* What the exercise asks:
"icon" appears in how many lines of the entries? State only the number.

* Record extracts:
········

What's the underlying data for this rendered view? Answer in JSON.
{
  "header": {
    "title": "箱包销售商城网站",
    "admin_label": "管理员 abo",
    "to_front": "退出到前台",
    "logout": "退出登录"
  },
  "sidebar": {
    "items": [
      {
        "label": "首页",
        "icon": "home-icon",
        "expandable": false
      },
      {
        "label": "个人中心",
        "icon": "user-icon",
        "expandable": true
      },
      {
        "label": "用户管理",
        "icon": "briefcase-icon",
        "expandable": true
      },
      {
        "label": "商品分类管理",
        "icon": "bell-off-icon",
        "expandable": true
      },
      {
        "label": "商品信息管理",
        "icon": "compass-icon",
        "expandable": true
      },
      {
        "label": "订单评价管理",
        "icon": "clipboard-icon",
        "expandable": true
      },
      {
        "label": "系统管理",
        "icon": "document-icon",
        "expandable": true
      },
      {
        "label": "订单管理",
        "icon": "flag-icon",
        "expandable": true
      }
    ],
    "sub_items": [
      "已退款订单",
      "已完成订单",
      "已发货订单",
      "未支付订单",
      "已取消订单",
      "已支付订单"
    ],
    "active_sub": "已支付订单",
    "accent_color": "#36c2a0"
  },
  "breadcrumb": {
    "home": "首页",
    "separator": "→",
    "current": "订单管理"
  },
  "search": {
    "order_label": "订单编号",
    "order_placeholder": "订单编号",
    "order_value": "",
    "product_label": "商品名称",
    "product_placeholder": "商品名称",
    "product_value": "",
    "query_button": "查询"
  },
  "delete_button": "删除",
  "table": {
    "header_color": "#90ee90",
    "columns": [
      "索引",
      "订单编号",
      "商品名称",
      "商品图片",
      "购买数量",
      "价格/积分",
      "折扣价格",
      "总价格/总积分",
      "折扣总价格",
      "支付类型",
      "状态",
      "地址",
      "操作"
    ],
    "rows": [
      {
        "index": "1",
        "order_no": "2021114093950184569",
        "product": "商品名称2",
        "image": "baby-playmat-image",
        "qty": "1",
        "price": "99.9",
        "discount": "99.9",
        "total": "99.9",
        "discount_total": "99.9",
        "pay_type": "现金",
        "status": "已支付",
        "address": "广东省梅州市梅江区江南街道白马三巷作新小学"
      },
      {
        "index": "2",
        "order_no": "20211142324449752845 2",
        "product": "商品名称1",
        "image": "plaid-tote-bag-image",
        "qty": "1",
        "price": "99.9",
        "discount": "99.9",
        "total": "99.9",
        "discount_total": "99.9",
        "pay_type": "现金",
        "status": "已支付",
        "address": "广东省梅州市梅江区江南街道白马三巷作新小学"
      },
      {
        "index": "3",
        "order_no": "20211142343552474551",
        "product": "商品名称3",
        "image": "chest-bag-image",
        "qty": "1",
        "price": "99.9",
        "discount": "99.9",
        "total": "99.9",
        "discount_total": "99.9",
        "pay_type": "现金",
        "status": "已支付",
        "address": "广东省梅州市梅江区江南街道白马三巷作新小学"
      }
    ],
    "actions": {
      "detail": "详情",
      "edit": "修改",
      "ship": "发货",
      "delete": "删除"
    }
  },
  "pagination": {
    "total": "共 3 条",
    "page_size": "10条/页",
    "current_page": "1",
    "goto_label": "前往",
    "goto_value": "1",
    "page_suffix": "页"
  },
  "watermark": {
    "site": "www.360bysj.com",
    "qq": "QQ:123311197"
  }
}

········

* Response to this task:
8